* TASK DATA:
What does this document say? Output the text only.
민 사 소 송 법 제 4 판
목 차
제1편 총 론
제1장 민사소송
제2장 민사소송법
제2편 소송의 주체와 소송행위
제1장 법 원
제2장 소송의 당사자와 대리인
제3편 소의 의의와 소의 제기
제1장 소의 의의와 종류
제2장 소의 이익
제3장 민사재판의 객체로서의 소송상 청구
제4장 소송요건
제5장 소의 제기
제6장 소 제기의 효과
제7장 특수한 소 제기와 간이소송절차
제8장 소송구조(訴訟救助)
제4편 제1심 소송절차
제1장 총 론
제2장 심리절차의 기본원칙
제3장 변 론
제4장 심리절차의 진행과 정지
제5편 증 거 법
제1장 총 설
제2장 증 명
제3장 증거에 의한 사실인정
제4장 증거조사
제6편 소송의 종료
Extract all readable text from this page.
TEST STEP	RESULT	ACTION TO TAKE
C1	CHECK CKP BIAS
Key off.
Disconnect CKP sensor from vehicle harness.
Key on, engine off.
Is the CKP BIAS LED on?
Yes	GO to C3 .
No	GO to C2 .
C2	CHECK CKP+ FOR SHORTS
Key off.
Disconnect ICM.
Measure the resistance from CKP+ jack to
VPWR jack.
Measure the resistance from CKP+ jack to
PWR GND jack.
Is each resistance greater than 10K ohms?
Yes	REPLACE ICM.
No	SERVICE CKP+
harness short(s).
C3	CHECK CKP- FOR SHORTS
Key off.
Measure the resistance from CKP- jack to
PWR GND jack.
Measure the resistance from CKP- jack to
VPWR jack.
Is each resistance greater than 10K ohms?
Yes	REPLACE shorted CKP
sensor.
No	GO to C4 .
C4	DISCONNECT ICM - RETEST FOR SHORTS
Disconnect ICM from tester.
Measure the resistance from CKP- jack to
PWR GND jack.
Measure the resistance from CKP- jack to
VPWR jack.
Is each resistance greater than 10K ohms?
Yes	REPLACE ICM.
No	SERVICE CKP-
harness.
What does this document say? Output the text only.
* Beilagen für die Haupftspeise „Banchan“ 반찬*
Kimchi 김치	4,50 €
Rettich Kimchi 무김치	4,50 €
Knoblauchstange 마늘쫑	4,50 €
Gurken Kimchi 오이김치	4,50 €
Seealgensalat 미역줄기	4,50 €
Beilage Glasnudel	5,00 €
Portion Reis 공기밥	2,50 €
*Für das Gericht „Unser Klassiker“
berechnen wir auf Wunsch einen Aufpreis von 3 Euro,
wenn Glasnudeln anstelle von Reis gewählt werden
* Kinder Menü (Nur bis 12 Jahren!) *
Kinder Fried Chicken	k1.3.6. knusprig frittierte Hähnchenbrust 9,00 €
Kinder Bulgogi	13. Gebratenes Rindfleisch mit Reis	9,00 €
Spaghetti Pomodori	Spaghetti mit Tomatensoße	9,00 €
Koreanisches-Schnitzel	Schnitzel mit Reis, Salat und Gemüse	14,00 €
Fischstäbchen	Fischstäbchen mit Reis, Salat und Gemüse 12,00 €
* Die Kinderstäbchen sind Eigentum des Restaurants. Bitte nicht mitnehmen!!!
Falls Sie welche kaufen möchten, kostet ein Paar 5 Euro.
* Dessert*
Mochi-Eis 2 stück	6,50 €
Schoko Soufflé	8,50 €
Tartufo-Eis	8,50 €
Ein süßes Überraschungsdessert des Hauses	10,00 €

* SET PROBLEM:
Print the records above in full, exactly.

* SOLUTION TO THE EXERCISE:
What does this document say? Output the text only.
민 사 소 송 법 제 4 판
목 차
제1편 총 론
제1장 민사소송
제2장 민사소송법
제2편 소송의 주체와 소송행위
제1장 법 원
제2장 소송의 당사자와 대리인
제3편 소의 의의와 소의 제기
제1장 소의 의의와 종류
제2장 소의 이익
제3장 민사재판의 객체로서의 소송상 청구
제4장 소송요건
제5장 소의 제기
제6장 소 제기의 효과
제7장 특수한 소 제기와 간이소송절차
제8장 소송구조(訴訟救助)
제4편 제1심 소송절차
제1장 총 론
제2장 심리절차의 기본원칙
제3장 변 론
제4장 심리절차의 진행과 정지
제5편 증 거 법
제1장 총 설
제2장 증 명
제3장 증거에 의한 사실인정
제4장 증거조사
제6편 소송의 종료
Extract all readable text from this page.
TEST STEP	RESULT	ACTION TO TAKE
C1	CHECK CKP BIAS
Key off.
Disconnect CKP sensor from vehicle harness.
Key on, engine off.
Is the CKP BIAS LED on?
Yes	GO to C3 .
No	GO to C2 .
C2	CHECK CKP+ FOR SHORTS
Key off.
Disconnect ICM.
Measure the resistance from CKP+ jack to
VPWR jack.
Measure the resistance from CKP+ jack to
PWR GND jack.
Is each resistance greater than 10K ohms?
Yes	REPLACE ICM.
No	SERVICE CKP+
harness short(s).
C3	CHECK CKP- FOR SHORTS
Key off.
Measure the resistance from CKP- jack to
PWR GND jack.
Measure the resistance from CKP- jack to
VPWR jack.
Is each resistance greater than 10K ohms?
Yes	REPLACE shorted CKP
sensor.
No	GO to C4 .
C4	DISCONNECT ICM - RETEST FOR SHORTS
Disconnect ICM from tester.
Measure the resistance from CKP- jack to
PWR GND jack.
Measure the resistance from CKP- jack to
VPWR jack.
Is each resistance greater than 10K ohms?
Yes	REPLACE ICM.
No	SERVICE CKP-
harness.
What does this document say? Output the text only.
* Beilagen für die Haupftspeise „Banchan“ 반찬*
Kimchi 김치	4,50 €
Rettich Kimchi 무김치	4,50 €
Knoblauchstange 마늘쫑	4,50 €
Gurken Kimchi 오이김치	4,50 €
Seealgensalat 미역줄기	4,50 €
Beilage Glasnudel	5,00 €
Portion Reis 공기밥	2,50 €
*Für das Gericht „Unser Klassiker“
berechnen wir auf Wunsch einen Aufpreis von 3 Euro,
wenn Glasnudeln anstelle von Reis gewählt werden
* Kinder Menü (Nur bis 12 Jahren!) *
Kinder Fried Chicken	k1.3.6. knusprig frittierte Hähnchenbrust 9,00 €
Kinder Bulgogi	13. Gebratenes Rindfleisch mit Reis	9,00 €
Spaghetti Pomodori	Spaghetti mit Tomatensoße	9,00 €
Koreanisches-Schnitzel	Schnitzel mit Reis, Salat und Gemüse	14,00 €
Fischstäbchen	Fischstäbchen mit Reis, Salat und Gemüse 12,00 €
* Die Kinderstäbchen sind Eigentum des Restaurants. Bitte nicht mitnehmen!!!
Falls Sie welche kaufen möchten, kostet ein Paar 5 Euro.
* Dessert*
Mochi-Eis 2 stück	6,50 €
Schoko Soufflé	8,50 €
Tartufo-Eis	8,50 €
Ein süßes Überraschungsdessert des Hauses	10,00 €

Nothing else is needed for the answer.